EXERCISE PROMPT :: In the entries below, count every line containing "name". Reply with the number alone.

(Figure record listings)
begin

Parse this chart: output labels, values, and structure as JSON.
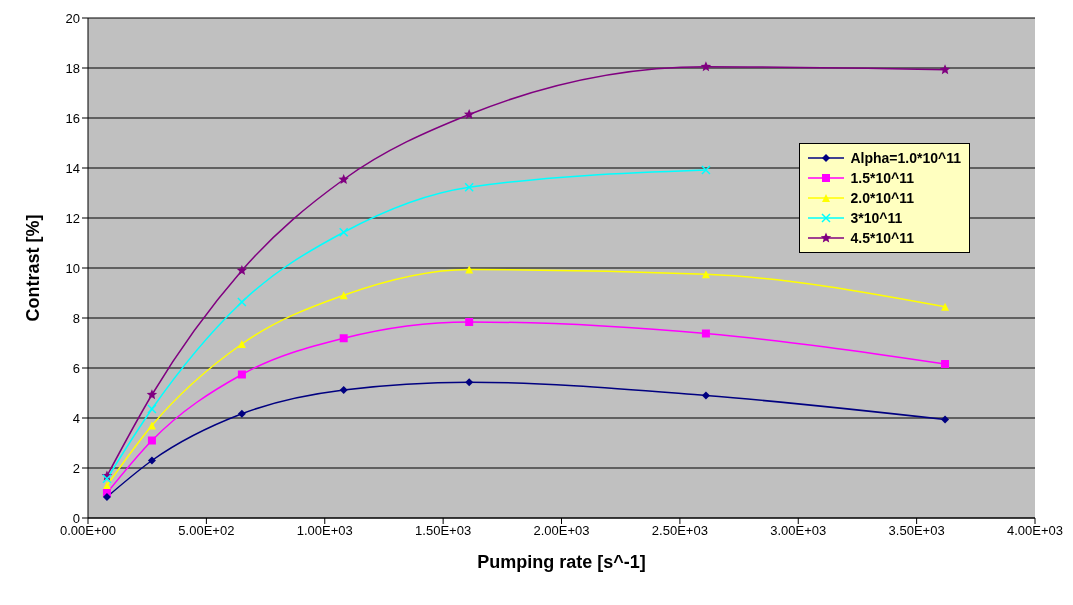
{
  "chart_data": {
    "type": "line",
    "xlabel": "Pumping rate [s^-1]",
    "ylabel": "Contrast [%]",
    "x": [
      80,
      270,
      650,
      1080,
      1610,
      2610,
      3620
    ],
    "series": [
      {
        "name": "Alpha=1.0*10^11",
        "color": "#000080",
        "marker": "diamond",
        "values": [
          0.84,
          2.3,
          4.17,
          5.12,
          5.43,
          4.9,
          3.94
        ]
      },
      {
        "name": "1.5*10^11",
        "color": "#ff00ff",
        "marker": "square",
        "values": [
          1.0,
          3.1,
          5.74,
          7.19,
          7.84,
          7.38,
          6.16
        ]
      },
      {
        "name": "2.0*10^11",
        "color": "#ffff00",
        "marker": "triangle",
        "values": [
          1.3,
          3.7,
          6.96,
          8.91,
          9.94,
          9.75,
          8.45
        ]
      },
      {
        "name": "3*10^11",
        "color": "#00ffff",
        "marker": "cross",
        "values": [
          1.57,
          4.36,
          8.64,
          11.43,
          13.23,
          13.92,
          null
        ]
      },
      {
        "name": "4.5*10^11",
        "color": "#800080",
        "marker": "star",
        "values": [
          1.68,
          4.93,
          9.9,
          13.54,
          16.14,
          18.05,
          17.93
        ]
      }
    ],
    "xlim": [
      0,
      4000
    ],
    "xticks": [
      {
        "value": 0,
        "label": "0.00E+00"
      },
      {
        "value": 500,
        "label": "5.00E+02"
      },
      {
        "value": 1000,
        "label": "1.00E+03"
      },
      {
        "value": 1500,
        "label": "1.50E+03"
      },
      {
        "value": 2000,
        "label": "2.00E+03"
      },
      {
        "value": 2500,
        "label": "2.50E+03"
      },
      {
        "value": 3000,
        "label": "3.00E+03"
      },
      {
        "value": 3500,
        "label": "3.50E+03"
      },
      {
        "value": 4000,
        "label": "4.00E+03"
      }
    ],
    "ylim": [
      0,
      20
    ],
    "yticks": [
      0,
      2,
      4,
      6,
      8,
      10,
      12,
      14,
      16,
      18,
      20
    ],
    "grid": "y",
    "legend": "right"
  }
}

end

SOLUTION FOR THIS TASK :: 5